═══ Records for processing
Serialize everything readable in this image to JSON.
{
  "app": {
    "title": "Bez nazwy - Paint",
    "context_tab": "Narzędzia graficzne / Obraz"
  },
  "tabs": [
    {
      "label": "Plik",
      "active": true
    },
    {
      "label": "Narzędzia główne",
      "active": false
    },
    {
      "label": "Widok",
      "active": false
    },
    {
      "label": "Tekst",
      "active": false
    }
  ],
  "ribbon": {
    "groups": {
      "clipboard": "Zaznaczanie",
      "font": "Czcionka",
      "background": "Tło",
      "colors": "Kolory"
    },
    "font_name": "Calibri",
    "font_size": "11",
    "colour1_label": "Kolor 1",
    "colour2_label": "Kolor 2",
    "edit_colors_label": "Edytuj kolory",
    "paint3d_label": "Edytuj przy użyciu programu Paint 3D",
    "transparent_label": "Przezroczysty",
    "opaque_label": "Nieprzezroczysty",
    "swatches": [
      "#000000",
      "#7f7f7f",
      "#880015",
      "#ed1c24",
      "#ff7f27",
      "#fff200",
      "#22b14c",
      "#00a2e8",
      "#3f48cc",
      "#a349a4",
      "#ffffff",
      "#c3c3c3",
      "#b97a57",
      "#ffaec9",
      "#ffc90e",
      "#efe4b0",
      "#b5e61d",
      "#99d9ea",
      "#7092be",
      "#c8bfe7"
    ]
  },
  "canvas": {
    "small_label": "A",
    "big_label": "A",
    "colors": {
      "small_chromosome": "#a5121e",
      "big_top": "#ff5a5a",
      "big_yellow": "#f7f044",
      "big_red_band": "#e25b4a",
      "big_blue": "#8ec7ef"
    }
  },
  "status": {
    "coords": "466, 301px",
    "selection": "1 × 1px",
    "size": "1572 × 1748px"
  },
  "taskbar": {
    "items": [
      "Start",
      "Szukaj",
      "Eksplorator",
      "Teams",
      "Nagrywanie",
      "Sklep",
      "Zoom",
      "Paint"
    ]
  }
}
══════
Point out every line holding the string "Edytuj" and copy it.

    "edit_colors_label": "Edytuj kolory",
    "paint3d_label": "Edytuj przy użyciu programu Paint 3D",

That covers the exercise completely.